Recorded data:
==============================
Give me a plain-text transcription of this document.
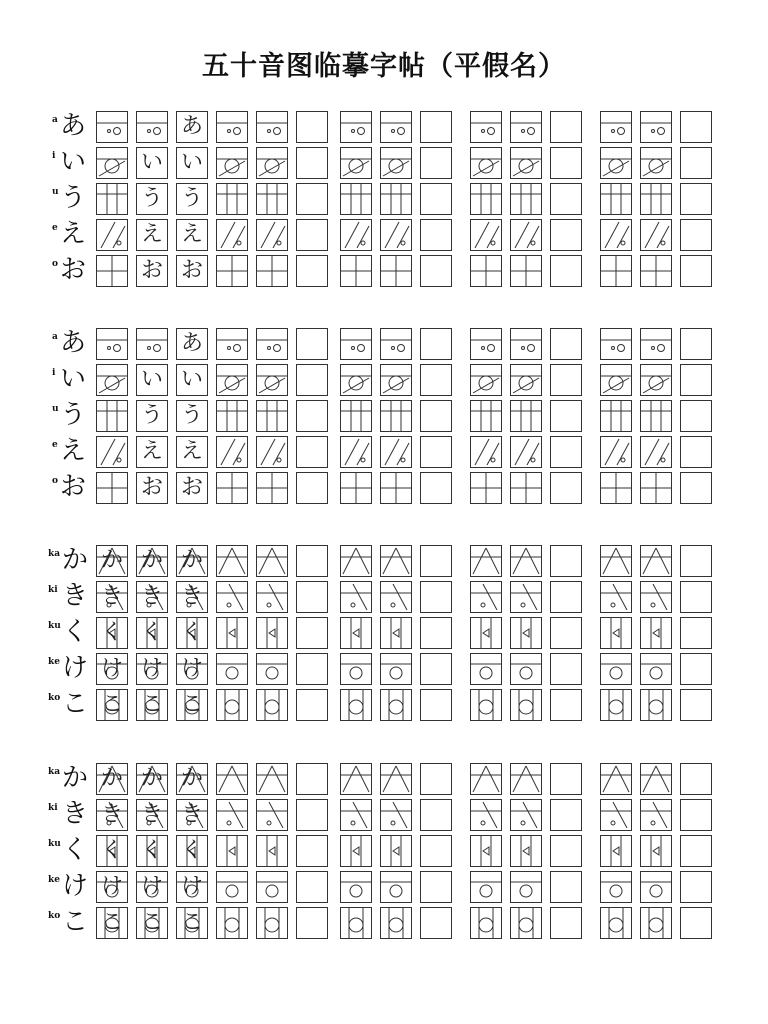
五十音图临摹字帖（平假名）
a あ	あ
i い い い
u う う う
e え え え
o お お お
a あ	あ
i い い い
u う う う
e え え え
o お お お
ka か か か か
ki き き き き
ku く く く く
ke け け け け
ko こ こ こ こ
ka か か か か
ki き き き き
ku く く く く
ke け け け け
ko こ こ こ こ
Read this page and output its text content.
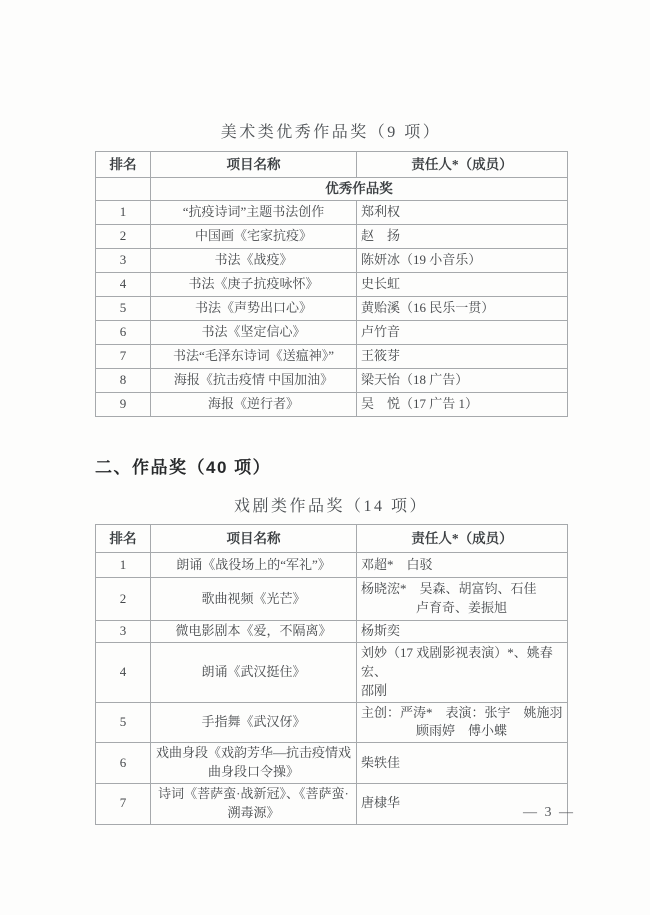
美术类优秀作品奖（9 项）
排名	项目名称	责任人*（成员）
	优秀作品奖	
1	“抗疫诗词”主题书法创作	郑利权
2	中国画《宅家抗疫》	赵　扬
3	书法《战疫》	陈妍冰（19 小音乐）
4	书法《庚子抗疫咏怀》	史长虹
5	书法《声势出口心》	黄贻溪（16 民乐一贯）
6	书法《坚定信心》	卢竹音
7	书法“毛泽东诗词《送瘟神》”	王筱芽
8	海报《抗击疫情 中国加油》	梁天怡（18 广告）
9	海报《逆行者》	吴　悦（17 广告 1）
二、作品奖（40 项）
戏剧类作品奖（14 项）
排名	项目名称	责任人*（成员）
1	朗诵《战役场上的“军礼”》	邓超*　白驳
2	歌曲视频《光芒》	杨晓浤*　吴森、胡富钧、石佳
卢育奇、姜振旭

3	微电影剧本《爱，不隔离》	杨斯奕
4	朗诵《武汉挺住》	刘妙（17 戏剧影视表演）*、姚春宏、
邵刚

5	手指舞《武汉伢》	主创：严涛*　表演：张宇　姚施羽
顾雨婷　傅小蝶

6	戏曲身段《戏韵芳华—抗击疫情戏曲身段口令操》	柴轶佳
7	诗词《菩萨蛮·战新冠》、《菩萨蛮·溯毒源》	唐棣华
— 3 —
==============================
INSTRUCTIONS FOR THE TASK
Repeat the records above exactly, omitting every picture.

ANSWER TO THE TASK
Give me a plain-text transcription of this document.
五十音图临摹字帖（平假名）
a あ	あ
i い い い
u う う う
e え え え
o お お お
a あ	あ
i い い い
u う う う
e え え え
o お お お
ka か か か か
ki き き き き
ku く く く く
ke け け け け
ko こ こ こ こ
ka か か か か
ki き き き き
ku く く く く
ke け け け け
ko こ こ こ こ
Read this page and output its text content.
美术类优秀作品奖（9 项）
排名	项目名称	责任人*（成员）
	优秀作品奖	
1	“抗疫诗词”主题书法创作	郑利权
2	中国画《宅家抗疫》	赵　扬
3	书法《战疫》	陈妍冰（19 小音乐）
4	书法《庚子抗疫咏怀》	史长虹
5	书法《声势出口心》	黄贻溪（16 民乐一贯）
6	书法《坚定信心》	卢竹音
7	书法“毛泽东诗词《送瘟神》”	王筱芽
8	海报《抗击疫情 中国加油》	梁天怡（18 广告）
9	海报《逆行者》	吴　悦（17 广告 1）
二、作品奖（40 项）
戏剧类作品奖（14 项）
排名	项目名称	责任人*（成员）
1	朗诵《战役场上的“军礼”》	邓超*　白驳
2	歌曲视频《光芒》	杨晓浤*　吴森、胡富钧、石佳
卢育奇、姜振旭

3	微电影剧本《爱，不隔离》	杨斯奕
4	朗诵《武汉挺住》	刘妙（17 戏剧影视表演）*、姚春宏、
邵刚

5	手指舞《武汉伢》	主创：严涛*　表演：张宇　姚施羽
顾雨婷　傅小蝶

6	戏曲身段《戏韵芳华—抗击疫情戏曲身段口令操》	柴轶佳
7	诗词《菩萨蛮·战新冠》、《菩萨蛮·溯毒源》	唐棣华
— 3 —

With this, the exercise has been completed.